> Exercise aim
Take every line from the listing below that contains "will".

> Given data
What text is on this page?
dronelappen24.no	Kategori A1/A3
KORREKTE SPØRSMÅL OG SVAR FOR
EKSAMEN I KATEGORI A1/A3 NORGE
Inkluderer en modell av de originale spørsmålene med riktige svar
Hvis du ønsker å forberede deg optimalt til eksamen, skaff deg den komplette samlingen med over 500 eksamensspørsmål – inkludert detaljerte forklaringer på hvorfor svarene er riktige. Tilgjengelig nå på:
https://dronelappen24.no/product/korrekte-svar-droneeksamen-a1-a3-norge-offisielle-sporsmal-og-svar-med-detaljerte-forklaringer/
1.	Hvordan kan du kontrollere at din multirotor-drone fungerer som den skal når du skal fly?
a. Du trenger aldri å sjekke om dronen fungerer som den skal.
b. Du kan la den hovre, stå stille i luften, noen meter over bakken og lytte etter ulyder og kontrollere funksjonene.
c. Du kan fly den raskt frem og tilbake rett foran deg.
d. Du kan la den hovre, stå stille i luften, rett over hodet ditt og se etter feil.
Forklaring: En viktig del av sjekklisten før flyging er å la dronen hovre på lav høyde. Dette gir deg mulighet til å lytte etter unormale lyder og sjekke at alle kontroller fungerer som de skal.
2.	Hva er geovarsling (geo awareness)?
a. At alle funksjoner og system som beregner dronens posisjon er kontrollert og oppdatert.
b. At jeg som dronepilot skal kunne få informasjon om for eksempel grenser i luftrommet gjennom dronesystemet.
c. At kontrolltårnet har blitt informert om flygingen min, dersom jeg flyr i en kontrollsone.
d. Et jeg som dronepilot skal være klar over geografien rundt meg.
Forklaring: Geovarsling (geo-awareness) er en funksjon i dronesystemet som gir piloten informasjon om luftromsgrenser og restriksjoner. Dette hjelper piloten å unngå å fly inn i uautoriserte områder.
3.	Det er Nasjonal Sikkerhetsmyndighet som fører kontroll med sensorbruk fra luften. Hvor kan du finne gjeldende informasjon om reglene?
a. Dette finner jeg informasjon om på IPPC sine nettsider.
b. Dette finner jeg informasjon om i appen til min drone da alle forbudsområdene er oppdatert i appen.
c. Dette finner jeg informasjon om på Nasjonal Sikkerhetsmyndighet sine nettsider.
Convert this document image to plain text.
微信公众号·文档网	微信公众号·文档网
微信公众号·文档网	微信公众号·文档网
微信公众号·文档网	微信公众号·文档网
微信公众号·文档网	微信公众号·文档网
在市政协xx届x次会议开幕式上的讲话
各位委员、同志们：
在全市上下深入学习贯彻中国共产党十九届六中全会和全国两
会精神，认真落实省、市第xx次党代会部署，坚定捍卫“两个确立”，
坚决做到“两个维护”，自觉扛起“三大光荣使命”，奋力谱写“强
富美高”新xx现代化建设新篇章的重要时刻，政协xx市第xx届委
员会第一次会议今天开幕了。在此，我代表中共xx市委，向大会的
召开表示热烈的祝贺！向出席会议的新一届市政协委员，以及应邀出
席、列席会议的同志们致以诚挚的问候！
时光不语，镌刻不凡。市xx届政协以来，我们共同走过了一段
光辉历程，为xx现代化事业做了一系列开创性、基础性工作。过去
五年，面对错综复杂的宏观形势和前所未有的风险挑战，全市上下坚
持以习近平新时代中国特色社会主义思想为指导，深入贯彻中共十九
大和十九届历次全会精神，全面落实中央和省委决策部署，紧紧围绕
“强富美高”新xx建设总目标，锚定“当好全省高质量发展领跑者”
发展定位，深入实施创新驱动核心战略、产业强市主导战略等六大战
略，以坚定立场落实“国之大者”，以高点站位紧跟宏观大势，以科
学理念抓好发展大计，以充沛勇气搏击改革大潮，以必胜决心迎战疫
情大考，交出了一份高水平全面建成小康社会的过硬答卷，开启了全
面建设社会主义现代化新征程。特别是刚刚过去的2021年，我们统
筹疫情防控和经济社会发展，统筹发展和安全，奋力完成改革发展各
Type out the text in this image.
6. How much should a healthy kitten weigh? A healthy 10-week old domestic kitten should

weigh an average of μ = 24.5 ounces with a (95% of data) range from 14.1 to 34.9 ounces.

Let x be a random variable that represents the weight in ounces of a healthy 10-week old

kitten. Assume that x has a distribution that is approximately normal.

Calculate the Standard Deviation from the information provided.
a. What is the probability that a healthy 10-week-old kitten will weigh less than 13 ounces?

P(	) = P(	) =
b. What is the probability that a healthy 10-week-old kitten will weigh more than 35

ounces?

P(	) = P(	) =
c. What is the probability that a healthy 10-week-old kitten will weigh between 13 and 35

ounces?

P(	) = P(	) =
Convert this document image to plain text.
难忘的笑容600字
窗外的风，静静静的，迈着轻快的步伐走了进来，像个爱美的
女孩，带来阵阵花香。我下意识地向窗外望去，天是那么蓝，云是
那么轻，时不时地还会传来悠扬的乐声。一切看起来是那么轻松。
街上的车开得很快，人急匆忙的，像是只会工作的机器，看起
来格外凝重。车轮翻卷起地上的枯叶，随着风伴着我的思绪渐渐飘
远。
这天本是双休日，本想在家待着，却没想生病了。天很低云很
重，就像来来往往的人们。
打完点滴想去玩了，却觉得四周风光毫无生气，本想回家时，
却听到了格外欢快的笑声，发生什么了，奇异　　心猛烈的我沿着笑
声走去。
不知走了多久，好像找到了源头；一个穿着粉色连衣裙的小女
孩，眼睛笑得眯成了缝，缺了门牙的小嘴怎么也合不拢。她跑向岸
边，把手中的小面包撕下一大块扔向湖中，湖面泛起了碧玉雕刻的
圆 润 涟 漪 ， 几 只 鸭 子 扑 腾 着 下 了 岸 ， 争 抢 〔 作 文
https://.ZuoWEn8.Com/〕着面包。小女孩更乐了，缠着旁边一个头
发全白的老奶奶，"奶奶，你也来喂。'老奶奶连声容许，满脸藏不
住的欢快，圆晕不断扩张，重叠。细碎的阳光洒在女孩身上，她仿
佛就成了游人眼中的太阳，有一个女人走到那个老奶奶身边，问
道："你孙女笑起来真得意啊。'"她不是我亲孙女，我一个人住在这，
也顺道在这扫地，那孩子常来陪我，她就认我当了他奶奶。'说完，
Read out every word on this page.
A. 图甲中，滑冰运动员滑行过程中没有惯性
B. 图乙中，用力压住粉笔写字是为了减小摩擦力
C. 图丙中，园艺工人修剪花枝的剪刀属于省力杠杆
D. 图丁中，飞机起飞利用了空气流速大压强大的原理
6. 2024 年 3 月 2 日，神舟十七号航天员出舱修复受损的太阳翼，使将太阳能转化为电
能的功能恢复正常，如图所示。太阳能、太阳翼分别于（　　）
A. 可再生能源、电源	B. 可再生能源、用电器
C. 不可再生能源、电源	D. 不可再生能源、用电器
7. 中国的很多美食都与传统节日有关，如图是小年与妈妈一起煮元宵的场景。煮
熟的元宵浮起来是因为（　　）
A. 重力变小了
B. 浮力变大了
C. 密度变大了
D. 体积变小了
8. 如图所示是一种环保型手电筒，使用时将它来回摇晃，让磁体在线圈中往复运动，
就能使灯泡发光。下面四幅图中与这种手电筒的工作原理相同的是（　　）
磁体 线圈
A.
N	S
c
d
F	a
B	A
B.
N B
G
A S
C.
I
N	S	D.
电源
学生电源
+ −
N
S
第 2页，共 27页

> Exercise result
a. What is the probability that a healthy 10-week-old kitten will weigh less than 13 ounces?
b. What is the probability that a healthy 10-week-old kitten will weigh more than 35
c. What is the probability that a healthy 10-week-old kitten will weigh between 13 and 35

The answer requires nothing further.